Go through the entries below and copy each line containing the word "Lehrthätigkeit".
☆ ☆ ☆ ☆ ☆ ☆ ☆
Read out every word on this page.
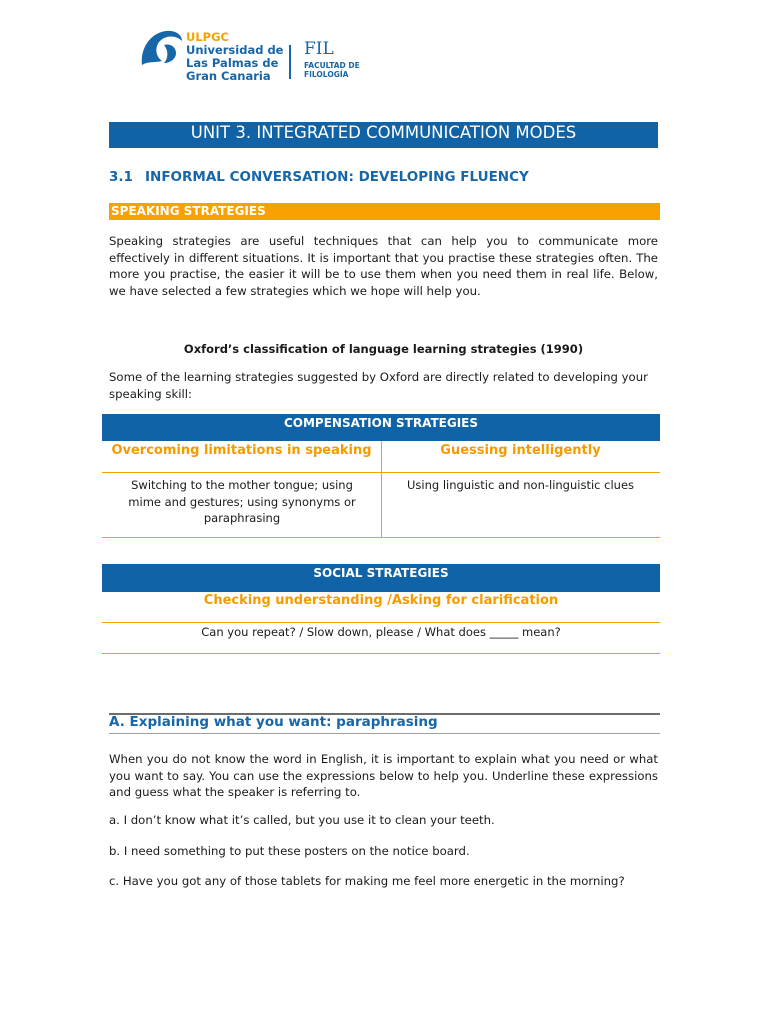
ULPGC
Universidad de
Las Palmas de
Gran Canaria
FIL
FACULTAD DE
FILOLOGÍA
UNIT 3. INTEGRATED COMMUNICATION MODES
3.1 INFORMAL CONVERSATION: DEVELOPING FLUENCY
SPEAKING STRATEGIES
Speaking strategies are useful techniques that can help you to communicate more effectively in different situations. It is important that you practise these strategies often. The more you practise, the easier it will be to use them when you need them in real life. Below, we have selected a few strategies which we hope will help you.
Oxford’s classification of language learning strategies (1990)
Some of the learning strategies suggested by Oxford are directly related to developing your speaking skill:
COMPENSATION STRATEGIES
Overcoming limitations in speaking	Guessing intelligently
Switching to the mother tongue; using mime and gestures; using synonyms or paraphrasing
Using linguistic and non-linguistic clues
SOCIAL STRATEGIES
Checking understanding /Asking for clarification
Can you repeat? / Slow down, please / What does _____ mean?
A. Explaining what you want: paraphrasing
When you do not know the word in English, it is important to explain what you need or what you want to say. You can use the expressions below to help you. Underline these expressions and guess what the speaker is referring to.
a. I don’t know what it’s called, but you use it to clean your teeth.
b. I need something to put these posters on the notice board.
c. Have you got any of those tablets for making me feel more energetic in the morning?
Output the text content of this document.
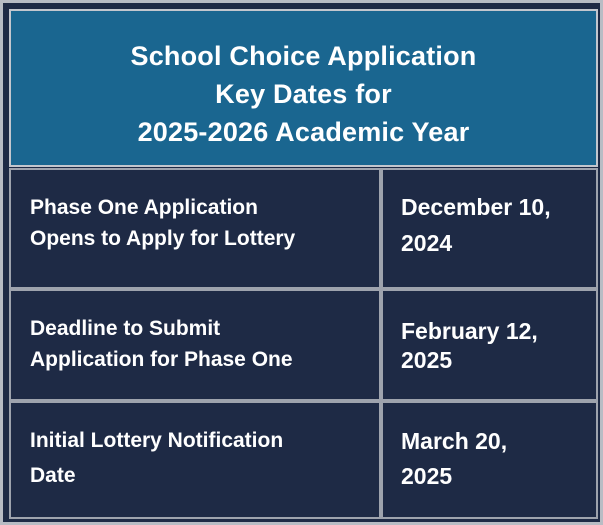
School Choice Application
Key Dates for
2025-2026 Academic Year
Phase One Application
Opens to Apply for Lottery
December 10,
2024
Deadline to Submit
Application for Phase One
February 12,
2025
Initial Lottery Notification
Date
March 20,
2025
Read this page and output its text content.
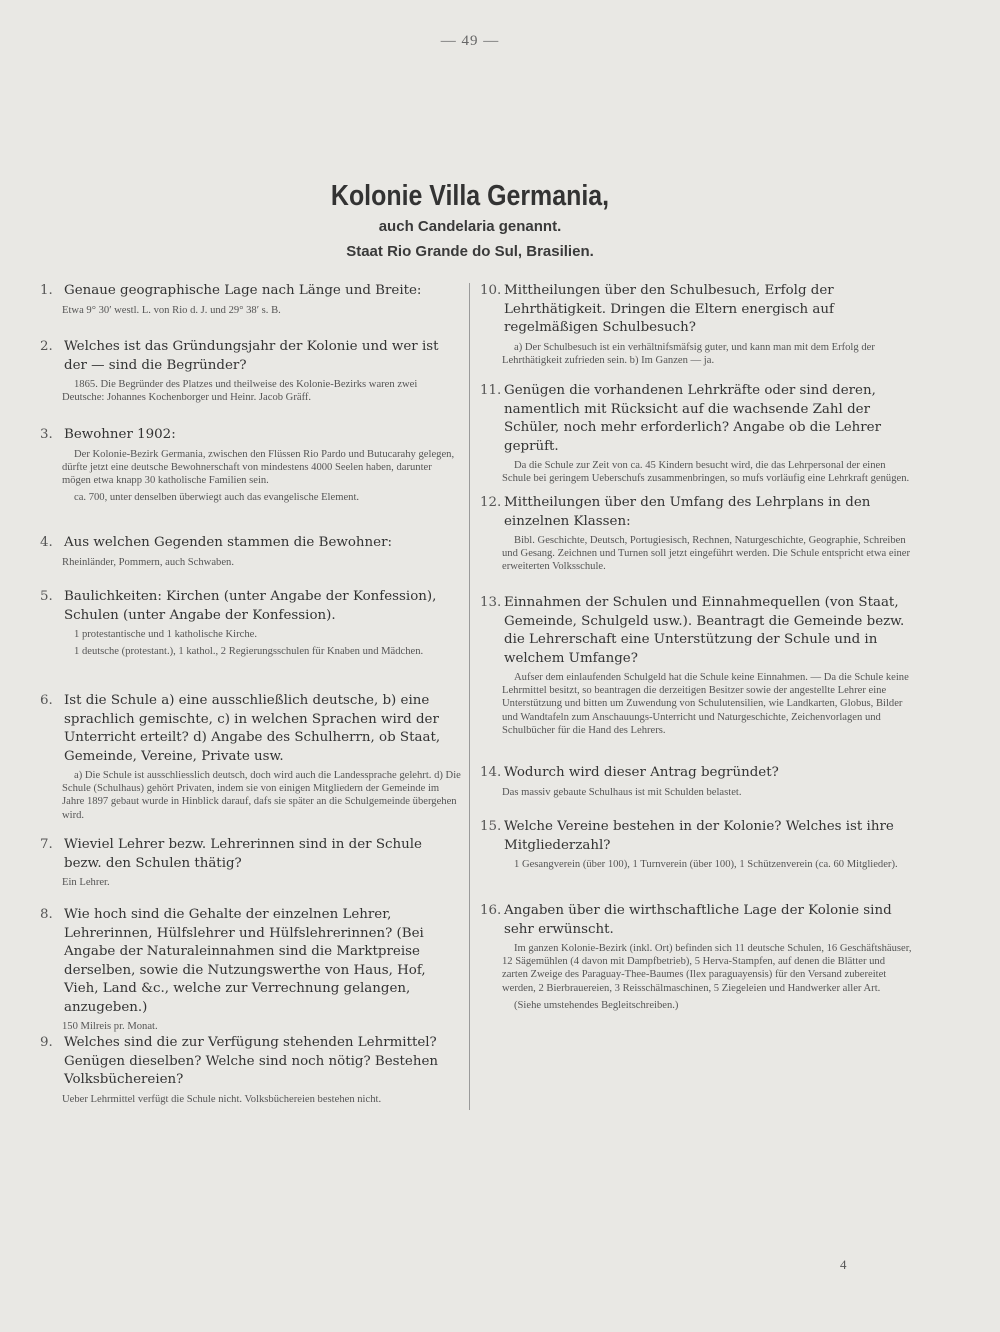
— 49 —
Kolonie Villa Germania,
auch Candelaria genannt.
Staat Rio Grande do Sul, Brasilien.
1. Genaue geographische Lage nach Länge und Breite:

Etwa 9° 30′ westl. L. von Rio d. J. und 29° 38′ s. B.

2. Welches ist das Gründungsjahr der Kolonie und wer ist der — sind die Begründer?

1865. Die Begründer des Platzes und theilweise des Kolonie-Bezirks waren zwei Deutsche: Johannes Kochenborger und Heinr. Jacob Gräff.

3. Bewohner 1902:

Der Kolonie-Bezirk Germania, zwischen den Flüssen Rio Pardo und Butucarahy gelegen, dürfte jetzt eine deutsche Bewohnerschaft von mindestens 4000 Seelen haben, darunter mögen etwa knapp 30 katholische Familien sein.

ca. 700, unter denselben überwiegt auch das evangelische Element.

4. Aus welchen Gegenden stammen die Bewohner:

Rheinländer, Pommern, auch Schwaben.

5. Baulichkeiten: Kirchen (unter Angabe der Konfession), Schulen (unter Angabe der Konfession).

1 protestantische und 1 katholische Kirche.

1 deutsche (protestant.), 1 kathol., 2 Regierungsschulen für Knaben und Mädchen.

6. Ist die Schule a) eine ausschließlich deutsche, b) eine sprachlich gemischte, c) in welchen Sprachen wird der Unterricht erteilt? d) Angabe des Schulherrn, ob Staat, Gemeinde, Vereine, Private usw.

a) Die Schule ist ausschliesslich deutsch, doch wird auch die Landessprache gelehrt. d) Die Schule (Schulhaus) gehört Privaten, indem sie von einigen Mitgliedern der Gemeinde im Jahre 1897 gebaut wurde in Hinblick darauf, dafs sie später an die Schulgemeinde übergehen wird.

7. Wieviel Lehrer bezw. Lehrerinnen sind in der Schule bezw. den Schulen thätig?

Ein Lehrer.

8. Wie hoch sind die Gehalte der einzelnen Lehrer, Lehrerinnen, Hülfslehrer und Hülfslehrerinnen? (Bei Angabe der Naturaleinnahmen sind die Marktpreise derselben, sowie die Nutzungswerthe von Haus, Hof, Vieh, Land &c., welche zur Verrechnung gelangen, anzugeben.)

150 Milreis pr. Monat.

9. Welches sind die zur Verfügung stehenden Lehrmittel? Genügen dieselben? Welche sind noch nötig? Bestehen Volksbüchereien?

Ueber Lehrmittel verfügt die Schule nicht. Volksbüchereien bestehen nicht.

10. Mittheilungen über den Schulbesuch, Erfolg der Lehrthätigkeit. Dringen die Eltern energisch auf regelmäßigen Schulbesuch?

a) Der Schulbesuch ist ein verhältnifsmäfsig guter, und kann man mit dem Erfolg der Lehrthätigkeit zufrieden sein. b) Im Ganzen — ja.

11. Genügen die vorhandenen Lehrkräfte oder sind deren, namentlich mit Rücksicht auf die wachsende Zahl der Schüler, noch mehr erforderlich? Angabe ob die Lehrer geprüft.

Da die Schule zur Zeit von ca. 45 Kindern besucht wird, die das Lehrpersonal der einen Schule bei geringem Ueberschufs zusammenbringen, so mufs vorläufig eine Lehrkraft genügen.

12. Mittheilungen über den Umfang des Lehrplans in den einzelnen Klassen:

Bibl. Geschichte, Deutsch, Portugiesisch, Rechnen, Naturgeschichte, Geographie, Schreiben und Gesang. Zeichnen und Turnen soll jetzt eingeführt werden. Die Schule entspricht etwa einer erweiterten Volksschule.

13. Einnahmen der Schulen und Einnahmequellen (von Staat, Gemeinde, Schulgeld usw.). Beantragt die Gemeinde bezw. die Lehrerschaft eine Unterstützung der Schule und in welchem Umfange?

Aufser dem einlaufenden Schulgeld hat die Schule keine Einnahmen. — Da die Schule keine Lehrmittel besitzt, so beantragen die derzeitigen Besitzer sowie der angestellte Lehrer eine Unterstützung und bitten um Zuwendung von Schulutensilien, wie Landkarten, Globus, Bilder und Wandtafeln zum Anschauungs-Unterricht und Naturgeschichte, Zeichenvorlagen und Schulbücher für die Hand des Lehrers.

14. Wodurch wird dieser Antrag begründet?

Das massiv gebaute Schulhaus ist mit Schulden belastet.

15. Welche Vereine bestehen in der Kolonie? Welches ist ihre Mitgliederzahl?

1 Gesangverein (über 100), 1 Turnverein (über 100), 1 Schützenverein (ca. 60 Mitglieder).

16. Angaben über die wirthschaftliche Lage der Kolonie sind sehr erwünscht.

Im ganzen Kolonie-Bezirk (inkl. Ort) befinden sich 11 deutsche Schulen, 16 Geschäftshäuser, 12 Sägemühlen (4 davon mit Dampfbetrieb), 5 Herva-Stampfen, auf denen die Blätter und zarten Zweige des Paraguay-Thee-Baumes (Ilex paraguayensis) für den Versand zubereitet werden, 2 Bierbrauereien, 3 Reisschälmaschinen, 5 Ziegeleien und Handwerker aller Art.

(Siehe umstehendes Begleitschreiben.)

4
☆ ☆ ☆ ☆ ☆ ☆ ☆
## Exercise response
10. Mittheilungen über den Schulbesuch, Erfolg der Lehrthätigkeit. Dringen die Eltern energisch auf regelmäßigen Schulbesuch?
a) Der Schulbesuch ist ein verhältnifsmäfsig guter, und kann man mit dem Erfolg der Lehrthätigkeit zufrieden sein. b) Im Ganzen — ja.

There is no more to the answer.